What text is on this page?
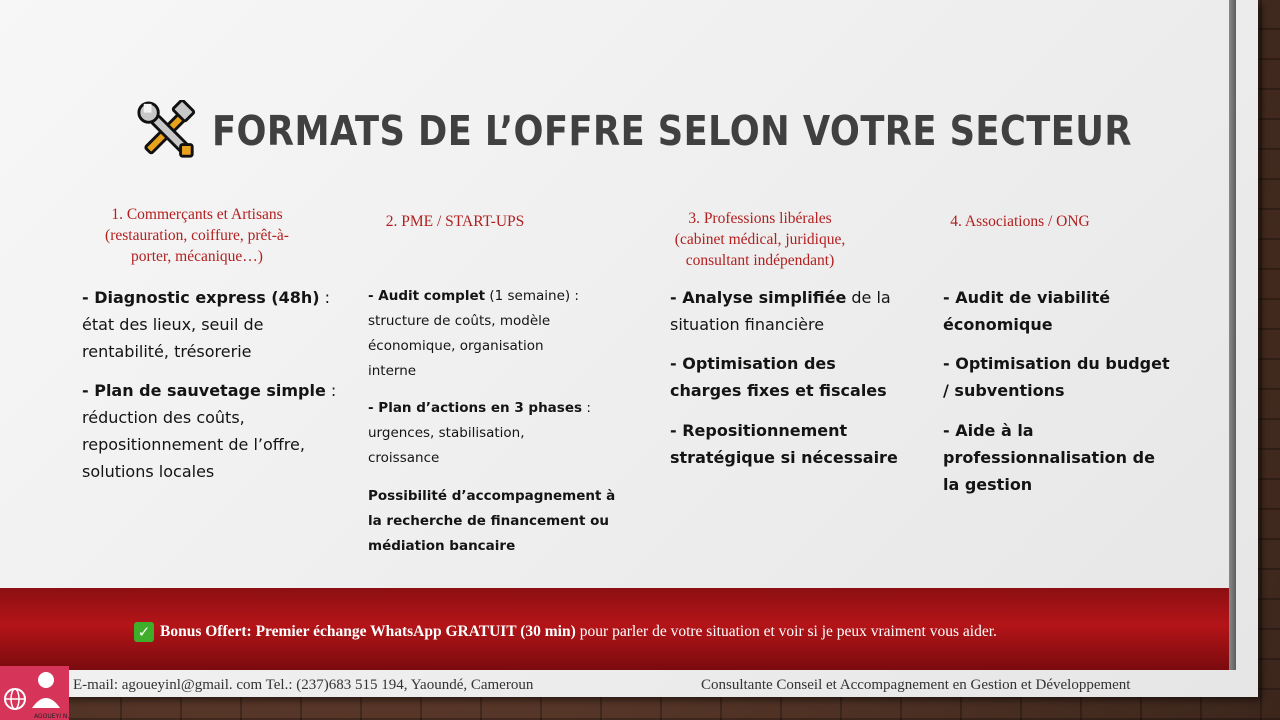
FORMATS DE L’OFFRE SELON VOTRE SECTEUR
1. Commerçants et Artisans
(restauration, coiffure, prêt-à-
porter, mécanique…)
- Diagnostic express (48h) :
état des lieux, seuil de
rentabilité, trésorerie
- Plan de sauvetage simple :
réduction des coûts,
repositionnement de l’offre,
solutions locales
2. PME / START-UPS
- Audit complet (1 semaine) :
structure de coûts, modèle
économique, organisation
interne
- Plan d’actions en 3 phases :
urgences, stabilisation,
croissance
Possibilité d’accompagnement à
la recherche de financement ou
médiation bancaire
3. Professions libérales
(cabinet médical, juridique,
consultant indépendant)
- Analyse simplifiée de la
situation financière
- Optimisation des
charges fixes et fiscales
- Repositionnement
stratégique si nécessaire
4. Associations / ONG
- Audit de viabilité
économique
- Optimisation du budget
/ subventions
- Aide à la
professionnalisation de
la gestion
✓ Bonus Offert: Premier échange WhatsApp GRATUIT (30 min) pour parler de votre situation et voir si je peux vraiment vous aider.
AGOUEYI N.L
E-mail: agoueyinl@gmail. com Tel.: (237)683 515 194, Yaoundé, Cameroun	Consultante Conseil et Accompagnement en Gestion et Développement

————

▶ **EXERCISE TASK**
Go over the data above and copy every line that has the word "Plan" in it.

▶ **SOLUTION FOR THIS EXERCISE**
- Plan de sauvetage simple :
- Plan d’actions en 3 phases :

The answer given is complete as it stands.